• EXCERPT:

::::::

= Fisher Wallace Laboratories =

American electronics company

Fisher Wallace Laboratories, Inc., headquartered in New York City, markets the Fisher Wallace Stimulator, a cranial electrotherapy stimulation (CES) device. The company was founded in 2007 by entrepreneur Charles Avery Fisher, son of electronics pioneer Avery Fisher, and Martin Wallace. The company acquired its lead product from Saul and Bernard Liss in 2006. Inc. magazine rated the company as being #983 (in 2014) and #1447 (in 2015) in its "Inc. 5000" listing. The Lisses had already obtained 510K marketing clearance from the Food and Drug Administration to treat anxiety, depression, and insomnia when Fisher-Wallace acquired it.

Fisher-Wallace renamed the device as the FW-100 Cranial Stimulator Device, and it was approved for marketing by Health Canada in 2014 under Licence No. 92984; in 2015 Health Canada received a complaint about Fisher Wallace's marketing on its website and sent an enforcement letter concerning the false marketing, which the company corrected. A 2014 Cochrane review found insufficient evidence to determine whether CES devices with alternating current are safe and effective for treating depression.

::::::

• WORK TASK 1:
Answer these questions using the article on Fisher Wallace Laboratories:
(a) In what year was the company founded, and by whom?
(b) Under what licence number did Health Canada approve the FW-100 Cranial Stimulator Device?
(c) In what year was the Cochrane review on CES devices published?
• WORK TASK 2:
Rewrite the stretch of the article on Fisher Wallace Laboratories from "American electronics company" through "Fisher-Wallace acquired it.", replacing "entrepreneur" with "businessman".
• WORK TASK 3:
Continue the article on Fisher Wallace Laboratories from where it stops.
The records play no part in what is asked here.

::::::

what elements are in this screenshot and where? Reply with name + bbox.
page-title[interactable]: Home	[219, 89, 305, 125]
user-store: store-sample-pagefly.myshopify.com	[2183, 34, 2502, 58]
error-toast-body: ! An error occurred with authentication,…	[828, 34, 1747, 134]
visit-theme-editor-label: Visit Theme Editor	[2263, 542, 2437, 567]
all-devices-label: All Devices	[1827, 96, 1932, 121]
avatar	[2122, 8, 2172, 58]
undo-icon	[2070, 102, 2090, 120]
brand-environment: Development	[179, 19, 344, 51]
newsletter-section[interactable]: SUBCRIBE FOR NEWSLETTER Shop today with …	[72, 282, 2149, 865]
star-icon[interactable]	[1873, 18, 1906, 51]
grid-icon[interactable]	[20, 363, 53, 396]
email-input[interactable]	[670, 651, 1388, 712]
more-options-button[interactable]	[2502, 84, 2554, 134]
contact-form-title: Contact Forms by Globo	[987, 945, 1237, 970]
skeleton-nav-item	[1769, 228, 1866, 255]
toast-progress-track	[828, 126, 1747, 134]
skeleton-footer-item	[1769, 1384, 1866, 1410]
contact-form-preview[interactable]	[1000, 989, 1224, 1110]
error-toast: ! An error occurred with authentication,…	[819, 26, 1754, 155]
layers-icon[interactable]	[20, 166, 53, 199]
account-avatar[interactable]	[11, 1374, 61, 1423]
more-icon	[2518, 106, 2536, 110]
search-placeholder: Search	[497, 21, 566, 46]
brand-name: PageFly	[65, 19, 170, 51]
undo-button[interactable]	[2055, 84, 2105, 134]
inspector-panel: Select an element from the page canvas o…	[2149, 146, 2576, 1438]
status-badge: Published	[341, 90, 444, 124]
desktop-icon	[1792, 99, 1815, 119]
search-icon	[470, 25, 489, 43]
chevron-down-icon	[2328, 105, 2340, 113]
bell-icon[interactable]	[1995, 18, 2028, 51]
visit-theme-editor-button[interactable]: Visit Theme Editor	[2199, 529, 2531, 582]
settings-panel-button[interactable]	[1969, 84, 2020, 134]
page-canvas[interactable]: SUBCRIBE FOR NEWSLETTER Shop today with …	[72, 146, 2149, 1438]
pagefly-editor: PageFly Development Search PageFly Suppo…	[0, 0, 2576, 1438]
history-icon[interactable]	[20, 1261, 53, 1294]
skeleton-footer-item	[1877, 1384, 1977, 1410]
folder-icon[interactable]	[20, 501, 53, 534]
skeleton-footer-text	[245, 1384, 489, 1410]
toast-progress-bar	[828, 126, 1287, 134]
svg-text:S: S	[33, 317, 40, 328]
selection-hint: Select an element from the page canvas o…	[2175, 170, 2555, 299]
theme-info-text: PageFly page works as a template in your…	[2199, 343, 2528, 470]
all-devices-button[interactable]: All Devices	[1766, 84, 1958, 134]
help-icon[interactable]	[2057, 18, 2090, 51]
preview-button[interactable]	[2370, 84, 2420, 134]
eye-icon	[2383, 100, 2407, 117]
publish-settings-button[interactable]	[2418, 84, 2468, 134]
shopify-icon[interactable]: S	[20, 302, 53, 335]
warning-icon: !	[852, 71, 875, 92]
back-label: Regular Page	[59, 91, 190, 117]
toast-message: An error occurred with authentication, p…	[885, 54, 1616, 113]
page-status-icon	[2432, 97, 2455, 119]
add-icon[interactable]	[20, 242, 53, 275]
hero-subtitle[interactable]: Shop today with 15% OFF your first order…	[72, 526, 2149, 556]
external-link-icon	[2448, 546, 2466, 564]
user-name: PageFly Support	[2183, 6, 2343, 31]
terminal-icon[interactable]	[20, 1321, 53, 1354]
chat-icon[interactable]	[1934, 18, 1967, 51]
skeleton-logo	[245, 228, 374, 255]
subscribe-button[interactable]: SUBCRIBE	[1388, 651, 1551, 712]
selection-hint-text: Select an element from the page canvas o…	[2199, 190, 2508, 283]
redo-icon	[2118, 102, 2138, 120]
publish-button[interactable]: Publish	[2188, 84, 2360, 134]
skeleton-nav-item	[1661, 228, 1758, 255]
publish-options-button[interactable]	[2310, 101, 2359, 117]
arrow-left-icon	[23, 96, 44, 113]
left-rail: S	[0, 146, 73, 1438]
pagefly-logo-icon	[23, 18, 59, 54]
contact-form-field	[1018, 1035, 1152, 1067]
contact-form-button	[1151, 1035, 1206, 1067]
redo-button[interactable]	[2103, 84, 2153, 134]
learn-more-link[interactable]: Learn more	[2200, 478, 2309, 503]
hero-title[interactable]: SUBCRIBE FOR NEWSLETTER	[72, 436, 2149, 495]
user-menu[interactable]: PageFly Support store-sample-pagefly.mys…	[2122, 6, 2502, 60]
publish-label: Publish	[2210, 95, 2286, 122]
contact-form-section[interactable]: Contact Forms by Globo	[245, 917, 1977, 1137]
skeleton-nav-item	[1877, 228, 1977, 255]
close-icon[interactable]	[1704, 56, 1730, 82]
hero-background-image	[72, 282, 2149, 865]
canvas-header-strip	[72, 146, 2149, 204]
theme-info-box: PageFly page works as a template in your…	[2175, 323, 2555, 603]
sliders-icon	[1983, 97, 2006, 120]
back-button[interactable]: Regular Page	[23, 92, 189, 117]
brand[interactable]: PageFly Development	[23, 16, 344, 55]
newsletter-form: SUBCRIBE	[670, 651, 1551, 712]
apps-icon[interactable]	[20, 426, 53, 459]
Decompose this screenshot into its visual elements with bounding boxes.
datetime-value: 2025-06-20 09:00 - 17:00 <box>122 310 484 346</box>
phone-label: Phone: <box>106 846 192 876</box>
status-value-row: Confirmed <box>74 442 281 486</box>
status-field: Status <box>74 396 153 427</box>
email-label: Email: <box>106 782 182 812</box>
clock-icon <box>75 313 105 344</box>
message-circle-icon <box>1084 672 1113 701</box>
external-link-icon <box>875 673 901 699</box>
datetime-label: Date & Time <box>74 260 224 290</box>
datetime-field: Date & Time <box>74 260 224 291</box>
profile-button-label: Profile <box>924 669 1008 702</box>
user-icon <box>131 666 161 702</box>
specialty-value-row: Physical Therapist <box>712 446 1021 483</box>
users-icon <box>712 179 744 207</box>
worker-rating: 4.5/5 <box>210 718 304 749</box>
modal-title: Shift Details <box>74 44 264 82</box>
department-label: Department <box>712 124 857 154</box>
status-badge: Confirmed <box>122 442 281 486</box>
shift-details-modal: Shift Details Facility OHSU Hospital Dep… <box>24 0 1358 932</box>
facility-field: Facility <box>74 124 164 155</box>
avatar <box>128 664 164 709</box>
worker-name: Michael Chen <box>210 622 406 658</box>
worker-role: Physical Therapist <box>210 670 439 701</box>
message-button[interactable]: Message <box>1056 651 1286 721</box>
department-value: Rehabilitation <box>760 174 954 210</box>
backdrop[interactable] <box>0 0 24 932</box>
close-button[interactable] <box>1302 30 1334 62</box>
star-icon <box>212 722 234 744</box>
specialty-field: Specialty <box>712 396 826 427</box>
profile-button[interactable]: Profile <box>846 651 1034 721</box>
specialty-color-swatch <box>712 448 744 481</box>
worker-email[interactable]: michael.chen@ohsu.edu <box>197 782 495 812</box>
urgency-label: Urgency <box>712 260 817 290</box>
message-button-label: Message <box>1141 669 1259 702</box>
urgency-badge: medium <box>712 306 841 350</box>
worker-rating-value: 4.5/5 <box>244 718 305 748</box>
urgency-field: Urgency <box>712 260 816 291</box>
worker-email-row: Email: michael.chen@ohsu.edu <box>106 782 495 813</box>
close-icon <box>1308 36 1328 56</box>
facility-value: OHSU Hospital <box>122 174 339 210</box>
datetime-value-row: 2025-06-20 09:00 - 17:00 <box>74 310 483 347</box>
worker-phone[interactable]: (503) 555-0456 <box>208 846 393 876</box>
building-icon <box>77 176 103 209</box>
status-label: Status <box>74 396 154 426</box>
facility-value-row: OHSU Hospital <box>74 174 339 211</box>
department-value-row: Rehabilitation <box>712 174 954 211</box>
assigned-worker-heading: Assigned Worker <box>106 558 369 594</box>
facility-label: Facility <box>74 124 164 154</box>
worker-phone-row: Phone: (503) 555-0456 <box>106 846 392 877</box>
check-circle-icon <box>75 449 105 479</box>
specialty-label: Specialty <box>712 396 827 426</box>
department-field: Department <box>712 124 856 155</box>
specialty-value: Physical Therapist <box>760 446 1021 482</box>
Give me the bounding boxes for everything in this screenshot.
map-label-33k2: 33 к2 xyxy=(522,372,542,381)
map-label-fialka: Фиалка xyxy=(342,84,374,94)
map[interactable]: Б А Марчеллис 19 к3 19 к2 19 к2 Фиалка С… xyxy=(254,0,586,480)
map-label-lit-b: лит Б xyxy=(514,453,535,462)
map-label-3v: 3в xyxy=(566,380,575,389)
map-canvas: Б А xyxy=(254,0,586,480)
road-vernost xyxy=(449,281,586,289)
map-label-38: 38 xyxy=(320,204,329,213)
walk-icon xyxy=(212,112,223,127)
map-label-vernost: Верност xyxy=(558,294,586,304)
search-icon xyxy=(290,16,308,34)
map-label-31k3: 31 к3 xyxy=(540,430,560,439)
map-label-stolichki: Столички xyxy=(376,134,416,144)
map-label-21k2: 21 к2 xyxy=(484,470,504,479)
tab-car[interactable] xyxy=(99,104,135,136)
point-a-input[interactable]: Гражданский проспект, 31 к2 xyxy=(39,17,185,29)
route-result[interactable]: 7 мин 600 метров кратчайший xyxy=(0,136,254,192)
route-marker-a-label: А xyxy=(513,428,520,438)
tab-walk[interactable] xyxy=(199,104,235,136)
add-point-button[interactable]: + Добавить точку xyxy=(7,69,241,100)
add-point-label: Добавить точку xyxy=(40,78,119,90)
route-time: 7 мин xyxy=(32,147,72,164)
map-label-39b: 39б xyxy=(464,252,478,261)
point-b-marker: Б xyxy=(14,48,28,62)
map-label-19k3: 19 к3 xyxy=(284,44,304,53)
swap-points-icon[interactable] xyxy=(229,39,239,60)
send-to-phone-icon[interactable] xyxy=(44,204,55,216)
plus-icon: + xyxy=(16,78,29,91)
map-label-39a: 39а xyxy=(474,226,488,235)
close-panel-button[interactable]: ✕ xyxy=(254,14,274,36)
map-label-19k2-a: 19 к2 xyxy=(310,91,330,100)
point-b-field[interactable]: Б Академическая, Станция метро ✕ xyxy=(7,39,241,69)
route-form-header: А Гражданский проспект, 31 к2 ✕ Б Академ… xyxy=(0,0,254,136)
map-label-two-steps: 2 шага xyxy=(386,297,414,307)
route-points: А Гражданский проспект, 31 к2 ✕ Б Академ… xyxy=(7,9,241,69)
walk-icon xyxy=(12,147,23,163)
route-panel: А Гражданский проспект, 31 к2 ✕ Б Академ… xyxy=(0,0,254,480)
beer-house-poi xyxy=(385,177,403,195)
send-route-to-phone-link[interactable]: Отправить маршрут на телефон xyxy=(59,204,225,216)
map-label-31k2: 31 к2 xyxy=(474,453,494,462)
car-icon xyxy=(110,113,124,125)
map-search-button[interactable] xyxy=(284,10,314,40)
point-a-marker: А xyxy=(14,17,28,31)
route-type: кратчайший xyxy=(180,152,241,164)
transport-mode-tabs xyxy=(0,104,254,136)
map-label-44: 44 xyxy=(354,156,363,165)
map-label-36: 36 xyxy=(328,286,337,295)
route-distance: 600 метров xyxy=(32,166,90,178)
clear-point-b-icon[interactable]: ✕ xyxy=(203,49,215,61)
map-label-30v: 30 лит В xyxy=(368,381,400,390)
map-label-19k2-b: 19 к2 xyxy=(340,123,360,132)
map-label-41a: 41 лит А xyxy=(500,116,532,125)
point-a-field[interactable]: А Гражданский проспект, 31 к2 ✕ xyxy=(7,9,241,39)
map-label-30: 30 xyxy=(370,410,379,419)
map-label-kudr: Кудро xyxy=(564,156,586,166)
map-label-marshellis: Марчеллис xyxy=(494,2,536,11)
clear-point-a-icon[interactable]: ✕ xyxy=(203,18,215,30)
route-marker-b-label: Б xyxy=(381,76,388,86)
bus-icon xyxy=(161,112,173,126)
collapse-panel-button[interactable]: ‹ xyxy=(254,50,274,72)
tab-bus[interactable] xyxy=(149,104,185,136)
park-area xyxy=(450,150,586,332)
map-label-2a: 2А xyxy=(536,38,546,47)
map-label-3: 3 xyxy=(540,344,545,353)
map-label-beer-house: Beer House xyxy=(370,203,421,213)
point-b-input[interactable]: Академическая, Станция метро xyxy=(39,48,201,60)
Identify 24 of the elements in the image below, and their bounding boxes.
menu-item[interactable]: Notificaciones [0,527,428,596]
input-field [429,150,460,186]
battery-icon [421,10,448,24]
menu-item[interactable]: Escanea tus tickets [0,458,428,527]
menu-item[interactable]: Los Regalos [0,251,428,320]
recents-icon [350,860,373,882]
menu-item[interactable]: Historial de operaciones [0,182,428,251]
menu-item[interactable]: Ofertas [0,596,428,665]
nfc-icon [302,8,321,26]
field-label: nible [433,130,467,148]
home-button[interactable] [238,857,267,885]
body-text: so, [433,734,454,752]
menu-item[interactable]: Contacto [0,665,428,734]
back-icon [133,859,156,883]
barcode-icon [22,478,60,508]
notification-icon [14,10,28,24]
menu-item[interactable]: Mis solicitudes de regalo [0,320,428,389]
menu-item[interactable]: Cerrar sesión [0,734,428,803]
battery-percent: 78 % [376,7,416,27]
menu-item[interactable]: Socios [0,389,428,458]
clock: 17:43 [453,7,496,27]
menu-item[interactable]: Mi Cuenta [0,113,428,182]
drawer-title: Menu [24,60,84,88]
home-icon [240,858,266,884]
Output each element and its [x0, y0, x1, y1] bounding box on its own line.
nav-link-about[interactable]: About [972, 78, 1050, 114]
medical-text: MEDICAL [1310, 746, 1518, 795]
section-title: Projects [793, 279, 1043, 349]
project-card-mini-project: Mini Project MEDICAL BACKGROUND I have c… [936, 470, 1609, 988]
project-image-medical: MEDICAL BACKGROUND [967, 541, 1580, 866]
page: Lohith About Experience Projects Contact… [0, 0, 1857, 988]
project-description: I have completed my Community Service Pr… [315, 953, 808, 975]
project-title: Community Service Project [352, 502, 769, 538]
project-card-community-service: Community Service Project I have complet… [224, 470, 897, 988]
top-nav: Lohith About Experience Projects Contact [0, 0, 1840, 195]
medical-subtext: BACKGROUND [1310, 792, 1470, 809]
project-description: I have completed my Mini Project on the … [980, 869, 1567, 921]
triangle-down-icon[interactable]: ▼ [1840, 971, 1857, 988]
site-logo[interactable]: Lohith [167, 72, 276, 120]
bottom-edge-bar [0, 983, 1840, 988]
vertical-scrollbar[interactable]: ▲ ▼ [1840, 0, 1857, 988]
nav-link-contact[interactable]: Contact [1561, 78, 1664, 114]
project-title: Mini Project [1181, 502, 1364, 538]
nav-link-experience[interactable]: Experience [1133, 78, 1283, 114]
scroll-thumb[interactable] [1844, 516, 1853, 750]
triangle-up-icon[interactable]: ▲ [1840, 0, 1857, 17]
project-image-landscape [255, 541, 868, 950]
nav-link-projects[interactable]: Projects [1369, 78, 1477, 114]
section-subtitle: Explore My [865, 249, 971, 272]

::::::

• WRITTEN RESPONSE 1:
(a) 2007, by Charles Avery Fisher and Martin Wallace.
(b) Licence No. 92984.
(c) 2014.

• WRITTEN RESPONSE 2:
American electronics company

Fisher Wallace Laboratories, Inc., headquartered in New York City, markets the Fisher Wallace Stimulator, a cranial electrotherapy stimulation (CES) device. The company was founded in 2007 by businessman Charles Avery Fisher, son of electronics pioneer Avery Fisher, and Martin Wallace. The company acquired its lead product from Saul and Bernard Liss in 2006. Inc. magazine rated the company as being #983 (in 2014) and #1447 (in 2015) in its "Inc. 5000" listing. The Lisses had already obtained 510K marketing clearance from the Food and Drug Administration to treat anxiety, depression, and insomnia when Fisher-Wallace acquired it.

• WRITTEN RESPONSE 3:
Fisher-Wallace is a late entry to the CES field; such devices have been marketed since the 1940s, especially in Russia. It has heavily marketed its device via YouTube and other media with pitches that, according to Jessa Gamble
writing in Aeon, have "all the trappings of a late-night infomercial".

Fisher was credited by Neurotech Reports editor and publisher James Cavuoto with playing a leading role in the FDA's 2014 withdrawal of its earlier proposal to require companies marketing CES devices to conduct new clinical trials to prove the safety and efficacy of the devices and to submit Premarket Approval applications in order to continue marketing the devices; the company had alleged that the FDA improperly barred an expert in the field from attending a 2014 advisory meeting to discuss the proposed regulation. In 2016, in response to the FDA's next effort to regulate the device class, the company alleged that there was "evidence of regulatory misconduct" and called for an investigation.